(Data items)

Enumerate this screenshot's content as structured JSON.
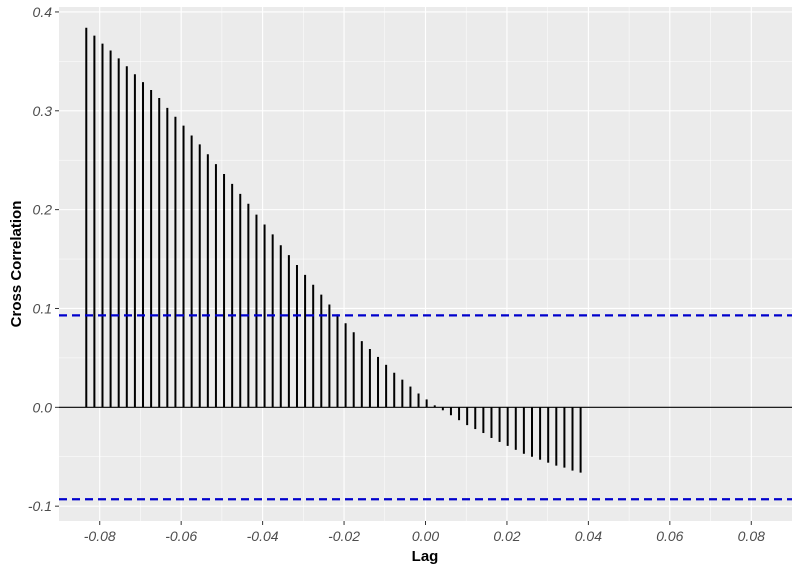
{
  "chart_data": {
    "type": "bar",
    "xlabel": "Lag",
    "ylabel": "Cross Correlation",
    "xlim": [
      -0.09,
      0.09
    ],
    "ylim": [
      -0.115,
      0.405
    ],
    "x_ticks": [
      {
        "value": -0.08,
        "label": "-0.08"
      },
      {
        "value": -0.06,
        "label": "-0.06"
      },
      {
        "value": -0.04,
        "label": "-0.04"
      },
      {
        "value": -0.02,
        "label": "-0.02"
      },
      {
        "value": 0.0,
        "label": "0.00"
      },
      {
        "value": 0.02,
        "label": "0.02"
      },
      {
        "value": 0.04,
        "label": "0.04"
      },
      {
        "value": 0.06,
        "label": "0.06"
      },
      {
        "value": 0.08,
        "label": "0.08"
      }
    ],
    "y_ticks": [
      {
        "value": -0.1,
        "label": "-0.1"
      },
      {
        "value": 0.0,
        "label": "0.0"
      },
      {
        "value": 0.1,
        "label": "0.1"
      },
      {
        "value": 0.2,
        "label": "0.2"
      },
      {
        "value": 0.3,
        "label": "0.3"
      },
      {
        "value": 0.4,
        "label": "0.4"
      }
    ],
    "confidence_bounds": [
      0.093,
      -0.093
    ],
    "lag_start": -0.0833,
    "lag_step": 0.00199,
    "values": [
      0.384,
      0.376,
      0.368,
      0.361,
      0.353,
      0.345,
      0.337,
      0.329,
      0.321,
      0.313,
      0.303,
      0.294,
      0.285,
      0.275,
      0.266,
      0.256,
      0.246,
      0.236,
      0.226,
      0.216,
      0.206,
      0.195,
      0.185,
      0.175,
      0.164,
      0.154,
      0.144,
      0.134,
      0.124,
      0.114,
      0.104,
      0.094,
      0.085,
      0.076,
      0.067,
      0.059,
      0.051,
      0.043,
      0.035,
      0.028,
      0.021,
      0.014,
      0.008,
      0.002,
      -0.003,
      -0.008,
      -0.013,
      -0.018,
      -0.022,
      -0.026,
      -0.031,
      -0.035,
      -0.039,
      -0.043,
      -0.047,
      -0.05,
      -0.053,
      -0.056,
      -0.059,
      -0.061,
      -0.064,
      -0.066
    ],
    "colors": {
      "panel": "#ebebeb",
      "grid": "#ffffff",
      "bars": "#000000",
      "bounds": "#0000cc"
    },
    "grid": true
  }
}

_Exercise goal:_ Copy all the entries word for word. Omit any pictures.

_Exercise result:_
Enumerate this screenshot's content as structured JSON.
{
  "chart_data": {
    "type": "bar",
    "xlabel": "Lag",
    "ylabel": "Cross Correlation",
    "xlim": [
      -0.09,
      0.09
    ],
    "ylim": [
      -0.115,
      0.405
    ],
    "x_ticks": [
      {
        "value": -0.08,
        "label": "-0.08"
      },
      {
        "value": -0.06,
        "label": "-0.06"
      },
      {
        "value": -0.04,
        "label": "-0.04"
      },
      {
        "value": -0.02,
        "label": "-0.02"
      },
      {
        "value": 0.0,
        "label": "0.00"
      },
      {
        "value": 0.02,
        "label": "0.02"
      },
      {
        "value": 0.04,
        "label": "0.04"
      },
      {
        "value": 0.06,
        "label": "0.06"
      },
      {
        "value": 0.08,
        "label": "0.08"
      }
    ],
    "y_ticks": [
      {
        "value": -0.1,
        "label": "-0.1"
      },
      {
        "value": 0.0,
        "label": "0.0"
      },
      {
        "value": 0.1,
        "label": "0.1"
      },
      {
        "value": 0.2,
        "label": "0.2"
      },
      {
        "value": 0.3,
        "label": "0.3"
      },
      {
        "value": 0.4,
        "label": "0.4"
      }
    ],
    "confidence_bounds": [
      0.093,
      -0.093
    ],
    "lag_start": -0.0833,
    "lag_step": 0.00199,
    "values": [
      0.384,
      0.376,
      0.368,
      0.361,
      0.353,
      0.345,
      0.337,
      0.329,
      0.321,
      0.313,
      0.303,
      0.294,
      0.285,
      0.275,
      0.266,
      0.256,
      0.246,
      0.236,
      0.226,
      0.216,
      0.206,
      0.195,
      0.185,
      0.175,
      0.164,
      0.154,
      0.144,
      0.134,
      0.124,
      0.114,
      0.104,
      0.094,
      0.085,
      0.076,
      0.067,
      0.059,
      0.051,
      0.043,
      0.035,
      0.028,
      0.021,
      0.014,
      0.008,
      0.002,
      -0.003,
      -0.008,
      -0.013,
      -0.018,
      -0.022,
      -0.026,
      -0.031,
      -0.035,
      -0.039,
      -0.043,
      -0.047,
      -0.05,
      -0.053,
      -0.056,
      -0.059,
      -0.061,
      -0.064,
      -0.066
    ],
    "colors": {
      "panel": "#ebebeb",
      "grid": "#ffffff",
      "bars": "#000000",
      "bounds": "#0000cc"
    },
    "grid": true
  }
}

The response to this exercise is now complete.